* _Exercise brief_: Please state how many lines in the records contain the string "guerre", with no words besides the number.

··· Exercise materials

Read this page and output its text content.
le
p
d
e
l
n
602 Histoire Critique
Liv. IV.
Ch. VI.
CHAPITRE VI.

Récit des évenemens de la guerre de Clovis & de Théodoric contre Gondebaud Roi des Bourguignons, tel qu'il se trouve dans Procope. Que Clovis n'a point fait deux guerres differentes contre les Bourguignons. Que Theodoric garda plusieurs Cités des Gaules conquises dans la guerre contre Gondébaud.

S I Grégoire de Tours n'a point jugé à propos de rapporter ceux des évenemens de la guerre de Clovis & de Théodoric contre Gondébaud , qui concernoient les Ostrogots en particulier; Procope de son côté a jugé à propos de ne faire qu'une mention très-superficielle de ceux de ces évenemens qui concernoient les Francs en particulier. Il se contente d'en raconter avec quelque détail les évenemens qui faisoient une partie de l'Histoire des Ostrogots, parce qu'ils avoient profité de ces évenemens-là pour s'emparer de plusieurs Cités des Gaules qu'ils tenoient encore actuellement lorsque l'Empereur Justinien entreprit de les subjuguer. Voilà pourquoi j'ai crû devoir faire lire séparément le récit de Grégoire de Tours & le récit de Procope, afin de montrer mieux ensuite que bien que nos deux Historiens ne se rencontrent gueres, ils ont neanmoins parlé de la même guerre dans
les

······
··· Exercise materials

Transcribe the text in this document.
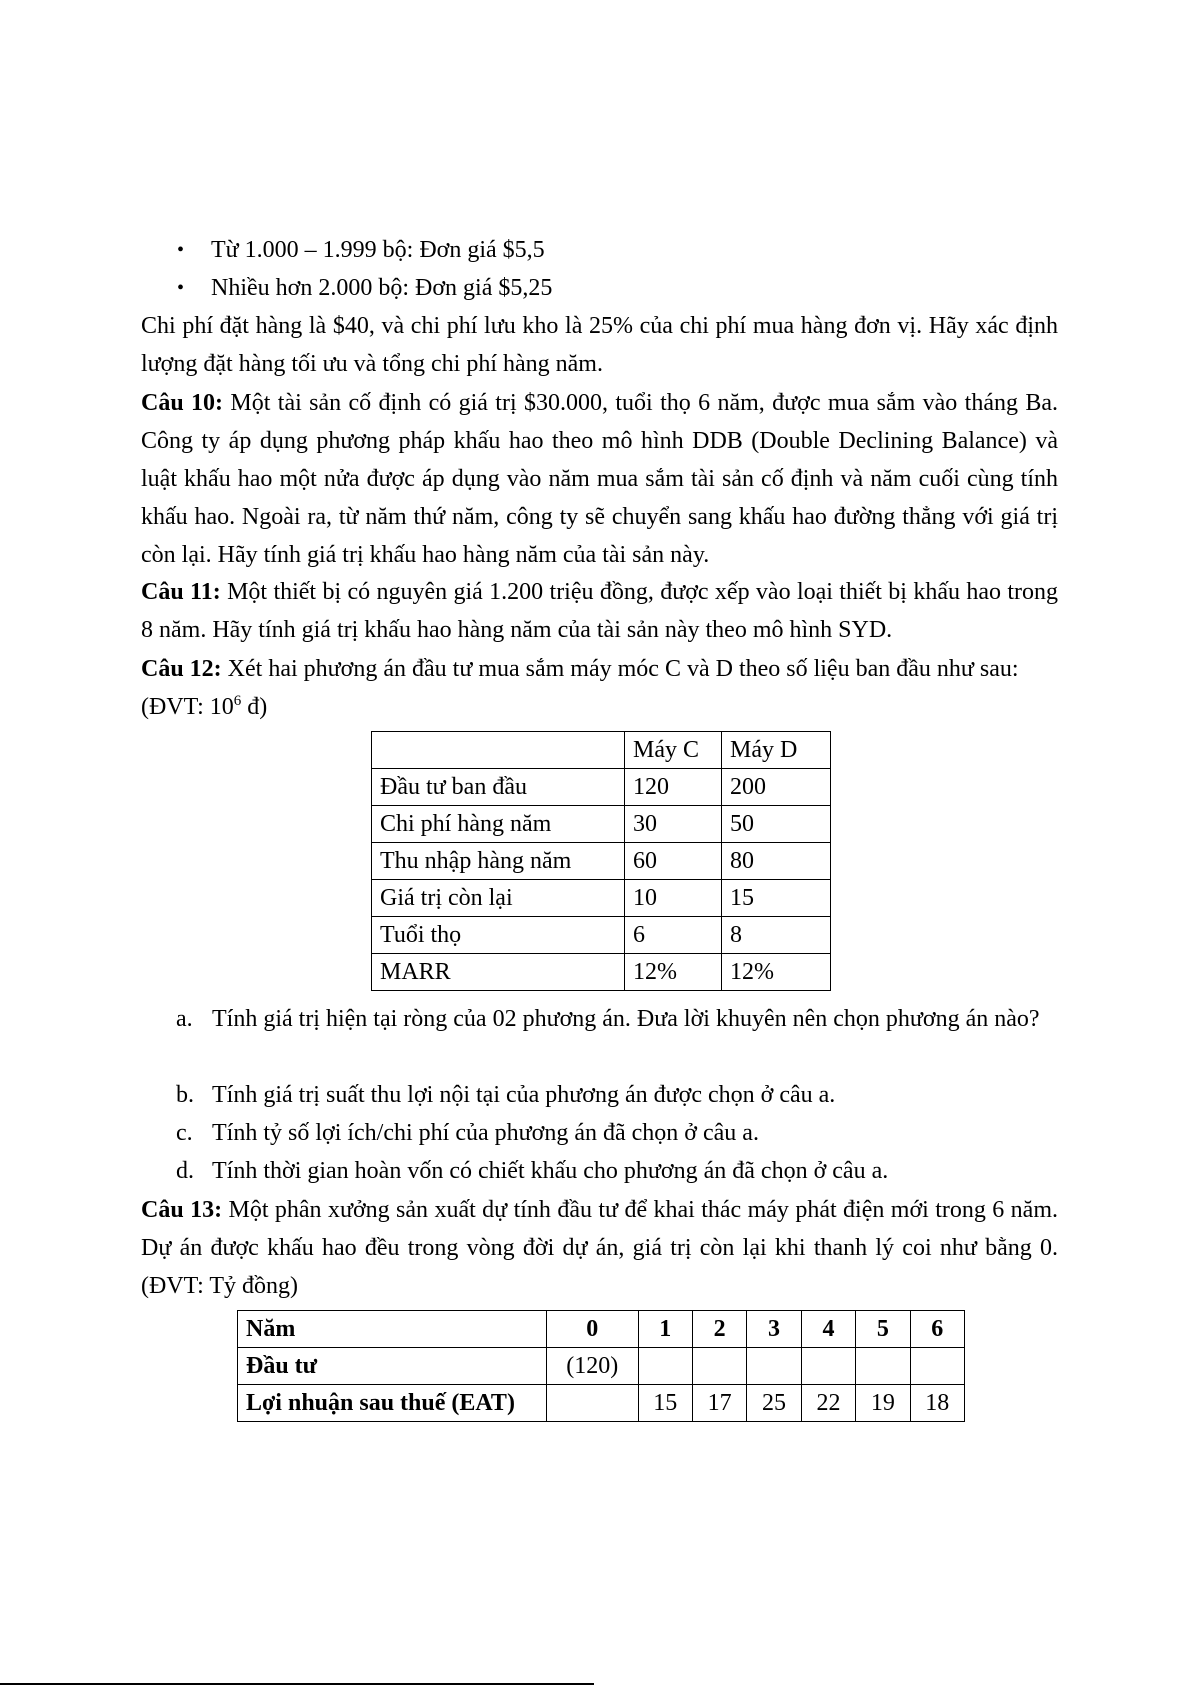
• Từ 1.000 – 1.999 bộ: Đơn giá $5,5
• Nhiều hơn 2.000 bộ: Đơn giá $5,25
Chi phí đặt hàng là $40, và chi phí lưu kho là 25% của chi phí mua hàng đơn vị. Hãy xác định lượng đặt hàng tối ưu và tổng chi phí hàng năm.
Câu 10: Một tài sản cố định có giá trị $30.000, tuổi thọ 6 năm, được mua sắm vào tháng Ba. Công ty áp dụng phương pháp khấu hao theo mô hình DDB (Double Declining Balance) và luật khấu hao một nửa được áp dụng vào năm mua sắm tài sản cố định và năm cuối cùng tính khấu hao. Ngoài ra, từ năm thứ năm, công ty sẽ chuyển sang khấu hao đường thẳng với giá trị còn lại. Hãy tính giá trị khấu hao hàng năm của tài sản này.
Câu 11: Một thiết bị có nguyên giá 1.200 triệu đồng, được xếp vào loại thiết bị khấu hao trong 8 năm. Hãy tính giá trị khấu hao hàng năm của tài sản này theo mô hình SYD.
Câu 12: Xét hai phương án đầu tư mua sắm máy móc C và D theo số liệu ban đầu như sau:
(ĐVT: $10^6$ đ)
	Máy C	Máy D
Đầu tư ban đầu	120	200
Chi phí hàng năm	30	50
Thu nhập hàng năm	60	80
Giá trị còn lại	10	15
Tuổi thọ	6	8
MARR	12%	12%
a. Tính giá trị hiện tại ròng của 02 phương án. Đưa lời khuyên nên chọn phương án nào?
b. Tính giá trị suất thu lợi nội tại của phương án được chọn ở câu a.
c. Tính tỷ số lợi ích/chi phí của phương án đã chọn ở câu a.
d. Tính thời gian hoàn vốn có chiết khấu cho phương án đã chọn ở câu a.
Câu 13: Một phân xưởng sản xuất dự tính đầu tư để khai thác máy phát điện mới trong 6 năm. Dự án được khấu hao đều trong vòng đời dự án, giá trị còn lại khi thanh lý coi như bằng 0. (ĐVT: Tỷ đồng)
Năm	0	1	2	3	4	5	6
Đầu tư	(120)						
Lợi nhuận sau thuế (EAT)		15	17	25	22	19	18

······

* _Complete answer_: 2